##### MATERIAL FOR THIS TASK

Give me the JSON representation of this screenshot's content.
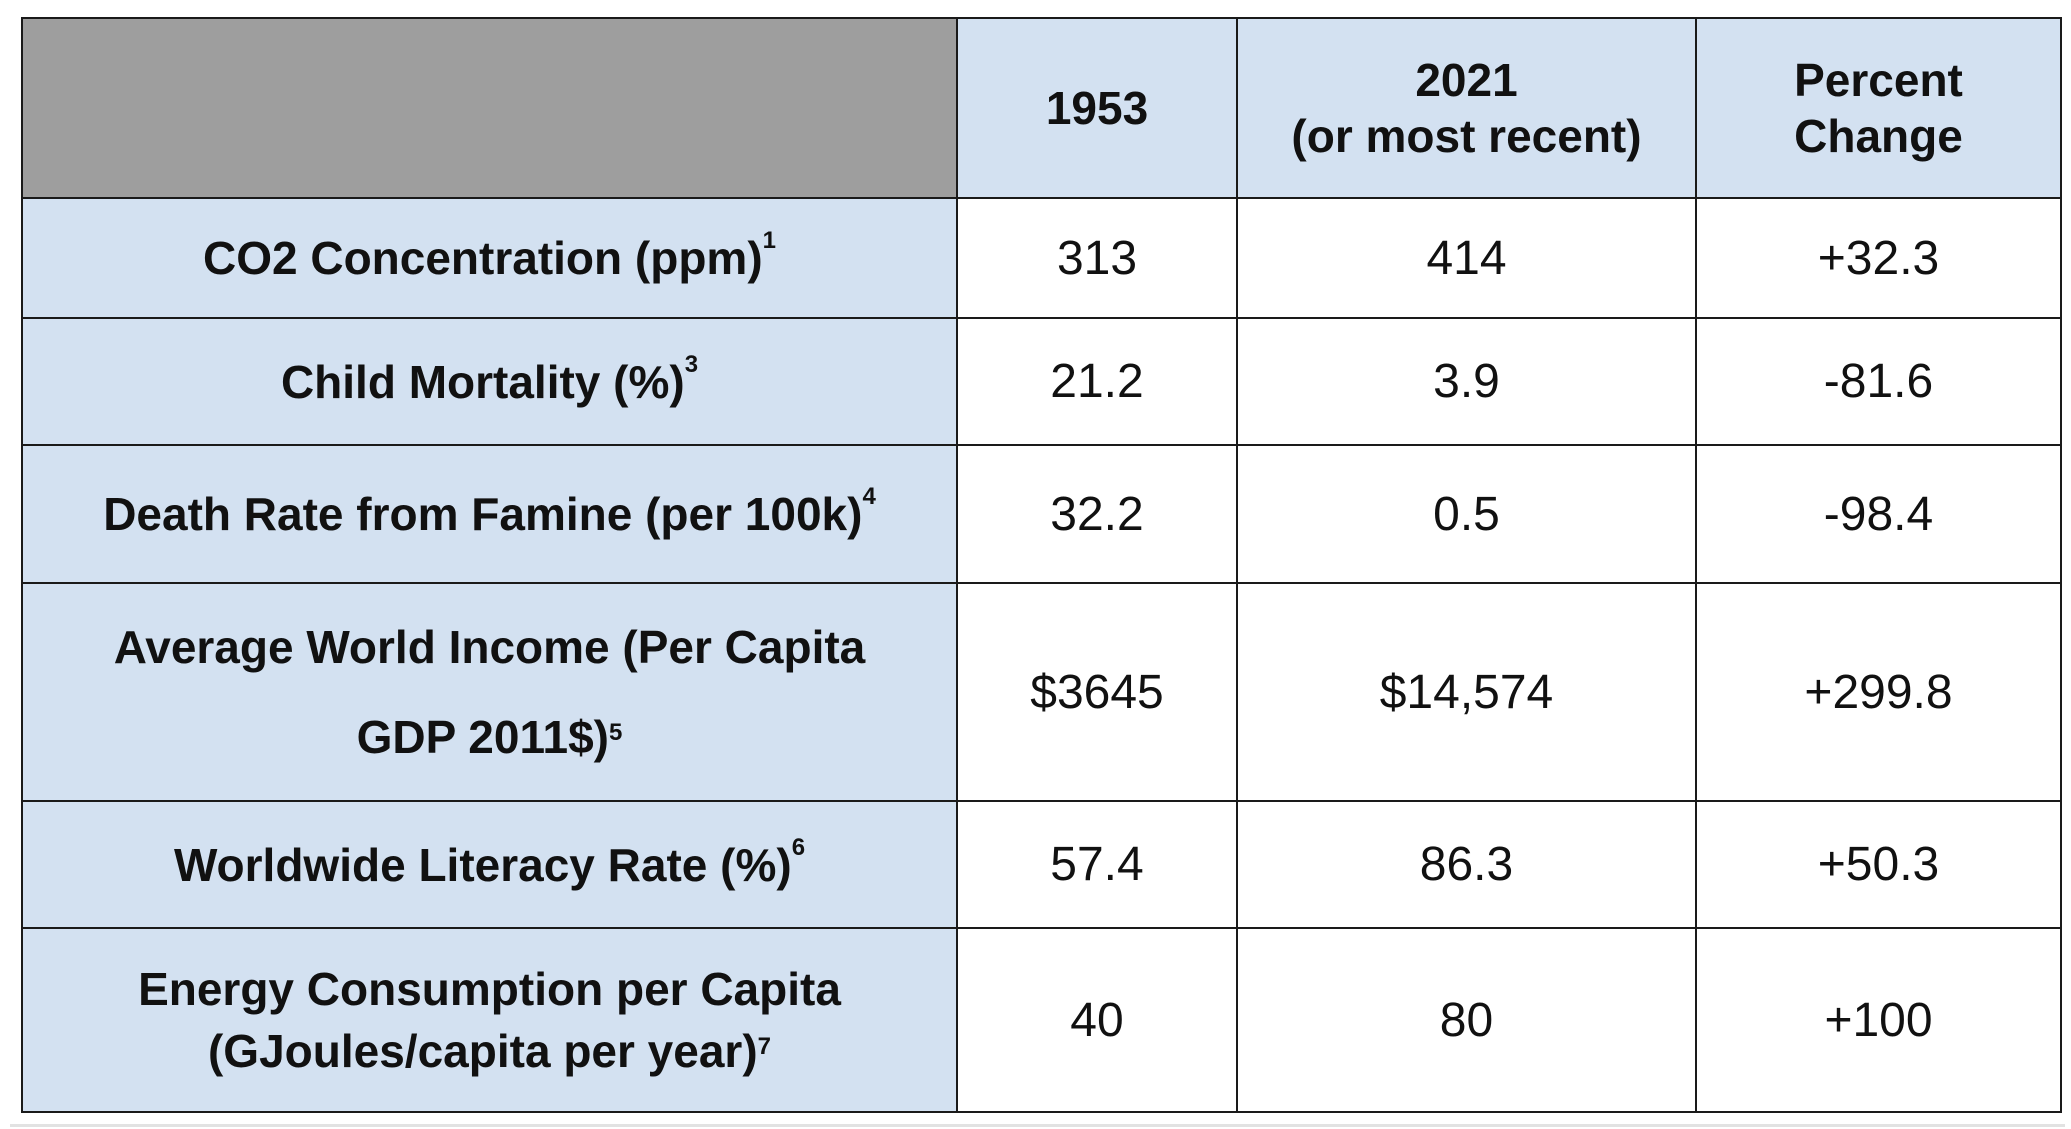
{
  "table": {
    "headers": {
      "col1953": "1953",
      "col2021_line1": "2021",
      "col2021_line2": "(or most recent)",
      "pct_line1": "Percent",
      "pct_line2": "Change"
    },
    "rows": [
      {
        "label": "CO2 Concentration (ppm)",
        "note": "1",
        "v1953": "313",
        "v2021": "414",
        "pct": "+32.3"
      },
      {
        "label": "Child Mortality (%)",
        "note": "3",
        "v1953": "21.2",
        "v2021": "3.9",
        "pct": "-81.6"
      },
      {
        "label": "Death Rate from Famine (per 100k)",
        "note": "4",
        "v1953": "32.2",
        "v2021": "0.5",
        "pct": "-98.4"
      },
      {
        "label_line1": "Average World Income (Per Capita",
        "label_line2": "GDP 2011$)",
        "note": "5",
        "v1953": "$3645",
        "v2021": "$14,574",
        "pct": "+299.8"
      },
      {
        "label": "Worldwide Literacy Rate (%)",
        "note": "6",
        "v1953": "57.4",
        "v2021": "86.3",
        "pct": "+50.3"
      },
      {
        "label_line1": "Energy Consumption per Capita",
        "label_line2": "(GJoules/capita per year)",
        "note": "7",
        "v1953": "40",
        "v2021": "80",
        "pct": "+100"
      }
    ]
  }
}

##########
##### MATERIAL FOR THIS TASK

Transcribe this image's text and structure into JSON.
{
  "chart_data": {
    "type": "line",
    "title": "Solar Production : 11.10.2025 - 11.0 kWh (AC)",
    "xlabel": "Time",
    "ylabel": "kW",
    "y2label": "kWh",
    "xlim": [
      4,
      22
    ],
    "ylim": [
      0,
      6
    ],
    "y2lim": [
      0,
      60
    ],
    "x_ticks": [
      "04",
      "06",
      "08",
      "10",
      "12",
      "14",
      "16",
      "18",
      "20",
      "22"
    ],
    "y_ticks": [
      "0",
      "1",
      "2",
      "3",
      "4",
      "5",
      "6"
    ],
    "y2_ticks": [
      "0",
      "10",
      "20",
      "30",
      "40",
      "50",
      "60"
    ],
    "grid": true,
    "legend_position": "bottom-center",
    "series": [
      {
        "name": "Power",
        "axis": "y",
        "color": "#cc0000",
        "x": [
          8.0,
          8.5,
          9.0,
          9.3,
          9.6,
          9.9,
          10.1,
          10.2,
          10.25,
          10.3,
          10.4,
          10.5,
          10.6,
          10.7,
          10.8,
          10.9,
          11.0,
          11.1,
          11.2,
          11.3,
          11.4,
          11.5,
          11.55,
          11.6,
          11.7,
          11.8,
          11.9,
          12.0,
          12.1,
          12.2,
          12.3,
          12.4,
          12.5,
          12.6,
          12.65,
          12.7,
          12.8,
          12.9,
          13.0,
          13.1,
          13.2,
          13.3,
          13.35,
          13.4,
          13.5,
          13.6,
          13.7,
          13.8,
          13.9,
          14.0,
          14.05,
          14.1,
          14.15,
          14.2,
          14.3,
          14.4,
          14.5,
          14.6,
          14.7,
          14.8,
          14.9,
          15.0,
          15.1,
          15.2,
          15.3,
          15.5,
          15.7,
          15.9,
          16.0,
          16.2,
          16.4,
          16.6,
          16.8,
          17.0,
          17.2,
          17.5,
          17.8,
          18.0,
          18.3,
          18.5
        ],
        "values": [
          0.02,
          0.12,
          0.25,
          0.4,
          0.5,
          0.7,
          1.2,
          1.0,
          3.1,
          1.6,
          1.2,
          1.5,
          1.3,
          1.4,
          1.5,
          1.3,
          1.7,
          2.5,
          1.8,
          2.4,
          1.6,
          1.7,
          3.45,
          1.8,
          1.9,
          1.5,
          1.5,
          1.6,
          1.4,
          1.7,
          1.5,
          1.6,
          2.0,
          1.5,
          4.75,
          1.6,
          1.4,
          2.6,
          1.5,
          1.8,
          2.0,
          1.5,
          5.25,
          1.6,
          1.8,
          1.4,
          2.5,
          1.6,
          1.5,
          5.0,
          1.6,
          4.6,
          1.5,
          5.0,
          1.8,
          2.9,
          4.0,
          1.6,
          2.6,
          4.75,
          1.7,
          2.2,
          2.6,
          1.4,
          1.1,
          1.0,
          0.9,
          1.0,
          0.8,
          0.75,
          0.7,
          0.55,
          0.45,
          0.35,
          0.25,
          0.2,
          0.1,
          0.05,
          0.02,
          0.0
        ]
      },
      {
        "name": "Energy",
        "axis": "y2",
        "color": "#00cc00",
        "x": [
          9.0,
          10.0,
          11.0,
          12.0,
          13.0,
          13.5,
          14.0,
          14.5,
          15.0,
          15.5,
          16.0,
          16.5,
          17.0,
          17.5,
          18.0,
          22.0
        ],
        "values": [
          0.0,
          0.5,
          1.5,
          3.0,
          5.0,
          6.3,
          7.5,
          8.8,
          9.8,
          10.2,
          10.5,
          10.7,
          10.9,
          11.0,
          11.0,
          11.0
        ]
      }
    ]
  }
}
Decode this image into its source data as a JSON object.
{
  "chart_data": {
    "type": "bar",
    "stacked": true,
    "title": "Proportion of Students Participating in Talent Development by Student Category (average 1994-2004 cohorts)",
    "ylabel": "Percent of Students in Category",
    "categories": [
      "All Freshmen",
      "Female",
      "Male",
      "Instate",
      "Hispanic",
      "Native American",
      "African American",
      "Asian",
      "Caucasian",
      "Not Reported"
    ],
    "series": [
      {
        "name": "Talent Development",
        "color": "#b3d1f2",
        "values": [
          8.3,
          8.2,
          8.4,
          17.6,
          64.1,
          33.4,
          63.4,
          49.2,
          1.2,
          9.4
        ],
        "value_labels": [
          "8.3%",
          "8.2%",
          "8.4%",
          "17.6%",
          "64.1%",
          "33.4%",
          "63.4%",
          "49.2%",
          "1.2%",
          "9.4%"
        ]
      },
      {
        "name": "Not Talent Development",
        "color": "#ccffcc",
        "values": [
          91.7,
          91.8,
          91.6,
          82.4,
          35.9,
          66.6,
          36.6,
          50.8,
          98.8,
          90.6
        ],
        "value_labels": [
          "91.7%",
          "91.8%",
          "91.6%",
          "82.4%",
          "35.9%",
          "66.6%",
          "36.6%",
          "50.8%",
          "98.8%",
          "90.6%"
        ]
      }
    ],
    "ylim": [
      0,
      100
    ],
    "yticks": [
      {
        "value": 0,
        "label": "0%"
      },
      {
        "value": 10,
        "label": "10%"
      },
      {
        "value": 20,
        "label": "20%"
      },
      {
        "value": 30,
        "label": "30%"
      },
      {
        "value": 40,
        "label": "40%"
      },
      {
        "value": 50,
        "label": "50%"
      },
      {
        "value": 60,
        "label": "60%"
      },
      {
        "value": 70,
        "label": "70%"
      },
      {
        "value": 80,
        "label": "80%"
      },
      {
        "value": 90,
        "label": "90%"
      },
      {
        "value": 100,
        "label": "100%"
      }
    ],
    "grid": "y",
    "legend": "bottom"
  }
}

##########
##### MATERIAL FOR THIS TASK

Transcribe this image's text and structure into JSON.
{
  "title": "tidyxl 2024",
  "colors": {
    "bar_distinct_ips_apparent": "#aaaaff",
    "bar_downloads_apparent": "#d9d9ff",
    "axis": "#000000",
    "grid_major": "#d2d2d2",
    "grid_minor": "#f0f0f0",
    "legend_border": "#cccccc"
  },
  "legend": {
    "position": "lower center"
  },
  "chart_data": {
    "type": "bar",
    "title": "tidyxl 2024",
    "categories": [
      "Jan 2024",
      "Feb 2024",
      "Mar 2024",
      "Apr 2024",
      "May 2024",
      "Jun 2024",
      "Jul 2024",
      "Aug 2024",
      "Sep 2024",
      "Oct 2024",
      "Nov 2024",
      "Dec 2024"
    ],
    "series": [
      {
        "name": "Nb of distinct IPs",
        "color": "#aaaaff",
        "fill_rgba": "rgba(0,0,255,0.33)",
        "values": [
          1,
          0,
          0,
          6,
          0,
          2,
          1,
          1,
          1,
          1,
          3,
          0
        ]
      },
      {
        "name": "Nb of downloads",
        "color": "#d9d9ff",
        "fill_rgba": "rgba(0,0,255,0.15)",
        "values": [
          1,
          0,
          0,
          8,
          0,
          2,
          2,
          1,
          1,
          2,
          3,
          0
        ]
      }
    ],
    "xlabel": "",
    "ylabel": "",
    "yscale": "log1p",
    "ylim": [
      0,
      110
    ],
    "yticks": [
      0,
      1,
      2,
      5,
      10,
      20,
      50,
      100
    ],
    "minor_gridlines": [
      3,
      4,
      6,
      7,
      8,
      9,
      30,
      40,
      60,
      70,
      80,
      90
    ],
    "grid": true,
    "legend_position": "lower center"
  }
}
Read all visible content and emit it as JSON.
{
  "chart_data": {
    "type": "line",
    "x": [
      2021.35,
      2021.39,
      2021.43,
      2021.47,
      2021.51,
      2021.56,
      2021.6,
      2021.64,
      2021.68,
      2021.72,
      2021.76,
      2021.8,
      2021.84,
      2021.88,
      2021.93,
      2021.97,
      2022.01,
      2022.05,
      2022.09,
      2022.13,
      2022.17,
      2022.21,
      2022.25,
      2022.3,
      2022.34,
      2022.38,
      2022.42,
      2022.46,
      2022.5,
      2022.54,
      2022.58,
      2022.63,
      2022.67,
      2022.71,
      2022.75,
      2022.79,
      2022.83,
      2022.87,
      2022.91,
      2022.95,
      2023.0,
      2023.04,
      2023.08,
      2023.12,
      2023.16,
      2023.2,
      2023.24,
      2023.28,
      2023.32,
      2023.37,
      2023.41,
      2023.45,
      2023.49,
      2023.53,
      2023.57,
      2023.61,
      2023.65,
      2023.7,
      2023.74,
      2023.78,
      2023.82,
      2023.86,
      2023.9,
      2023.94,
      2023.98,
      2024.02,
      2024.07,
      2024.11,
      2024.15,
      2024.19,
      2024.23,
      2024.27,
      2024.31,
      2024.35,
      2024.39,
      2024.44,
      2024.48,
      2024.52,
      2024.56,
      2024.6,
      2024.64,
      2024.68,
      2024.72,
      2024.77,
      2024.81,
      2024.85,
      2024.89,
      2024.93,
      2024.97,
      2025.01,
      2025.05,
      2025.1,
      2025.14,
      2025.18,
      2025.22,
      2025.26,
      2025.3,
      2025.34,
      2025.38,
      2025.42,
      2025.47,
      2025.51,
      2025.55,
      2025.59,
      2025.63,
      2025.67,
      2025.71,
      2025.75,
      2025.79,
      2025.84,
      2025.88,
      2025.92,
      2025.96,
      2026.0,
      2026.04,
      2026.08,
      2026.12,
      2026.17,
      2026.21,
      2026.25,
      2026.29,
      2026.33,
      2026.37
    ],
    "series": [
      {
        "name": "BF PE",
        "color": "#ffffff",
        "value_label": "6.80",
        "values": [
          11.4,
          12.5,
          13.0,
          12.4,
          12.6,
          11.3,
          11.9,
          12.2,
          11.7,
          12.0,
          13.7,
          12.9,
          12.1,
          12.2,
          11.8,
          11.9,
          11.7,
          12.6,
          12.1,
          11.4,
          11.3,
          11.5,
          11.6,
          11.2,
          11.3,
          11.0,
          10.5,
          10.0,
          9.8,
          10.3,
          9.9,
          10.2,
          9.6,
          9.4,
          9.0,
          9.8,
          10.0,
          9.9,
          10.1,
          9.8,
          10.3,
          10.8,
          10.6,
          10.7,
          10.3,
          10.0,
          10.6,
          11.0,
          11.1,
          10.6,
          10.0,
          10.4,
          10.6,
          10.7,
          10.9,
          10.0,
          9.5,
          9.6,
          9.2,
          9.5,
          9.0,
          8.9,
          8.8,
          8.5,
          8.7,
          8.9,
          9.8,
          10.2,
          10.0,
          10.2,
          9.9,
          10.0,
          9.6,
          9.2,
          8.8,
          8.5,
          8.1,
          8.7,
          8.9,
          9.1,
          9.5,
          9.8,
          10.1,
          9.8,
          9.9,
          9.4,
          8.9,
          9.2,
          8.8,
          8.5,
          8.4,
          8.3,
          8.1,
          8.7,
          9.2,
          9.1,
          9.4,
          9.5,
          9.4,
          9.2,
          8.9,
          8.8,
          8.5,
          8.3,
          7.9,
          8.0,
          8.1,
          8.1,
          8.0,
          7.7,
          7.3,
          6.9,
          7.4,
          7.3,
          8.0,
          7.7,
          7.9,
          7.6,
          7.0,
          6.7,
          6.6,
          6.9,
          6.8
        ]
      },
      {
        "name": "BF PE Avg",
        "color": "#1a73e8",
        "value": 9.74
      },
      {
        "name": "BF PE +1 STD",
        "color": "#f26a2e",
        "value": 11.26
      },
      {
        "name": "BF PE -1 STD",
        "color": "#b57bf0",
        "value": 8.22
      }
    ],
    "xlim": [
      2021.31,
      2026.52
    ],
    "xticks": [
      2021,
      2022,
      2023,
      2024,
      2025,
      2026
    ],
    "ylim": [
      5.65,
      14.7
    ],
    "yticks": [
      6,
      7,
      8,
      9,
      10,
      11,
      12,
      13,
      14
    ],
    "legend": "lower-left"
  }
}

##########

## WORK TO DO
Pick out and copy the lines of the entries that hold the string "lower".

## THE OUTPUT
    "position": "lower center"
    "legend_position": "lower center"
    "legend": "lower-left"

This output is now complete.